STATED TASK
Check each line for the word "Статья" and give how many have it. Say nothing else.
--- Start ---
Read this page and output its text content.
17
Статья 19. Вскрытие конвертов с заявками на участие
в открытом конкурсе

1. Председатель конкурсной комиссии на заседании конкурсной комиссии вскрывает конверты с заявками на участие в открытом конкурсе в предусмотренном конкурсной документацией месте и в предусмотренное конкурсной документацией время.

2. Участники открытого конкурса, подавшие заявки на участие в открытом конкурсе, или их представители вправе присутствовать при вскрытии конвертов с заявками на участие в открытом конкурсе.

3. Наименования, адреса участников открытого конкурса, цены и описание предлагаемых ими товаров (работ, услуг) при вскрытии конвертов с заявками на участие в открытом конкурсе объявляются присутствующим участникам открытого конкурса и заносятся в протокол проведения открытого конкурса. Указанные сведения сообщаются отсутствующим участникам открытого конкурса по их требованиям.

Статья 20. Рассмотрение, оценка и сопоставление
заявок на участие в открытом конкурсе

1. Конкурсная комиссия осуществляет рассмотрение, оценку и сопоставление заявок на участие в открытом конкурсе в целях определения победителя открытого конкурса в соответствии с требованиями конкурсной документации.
--- End ---
RESPONSE
2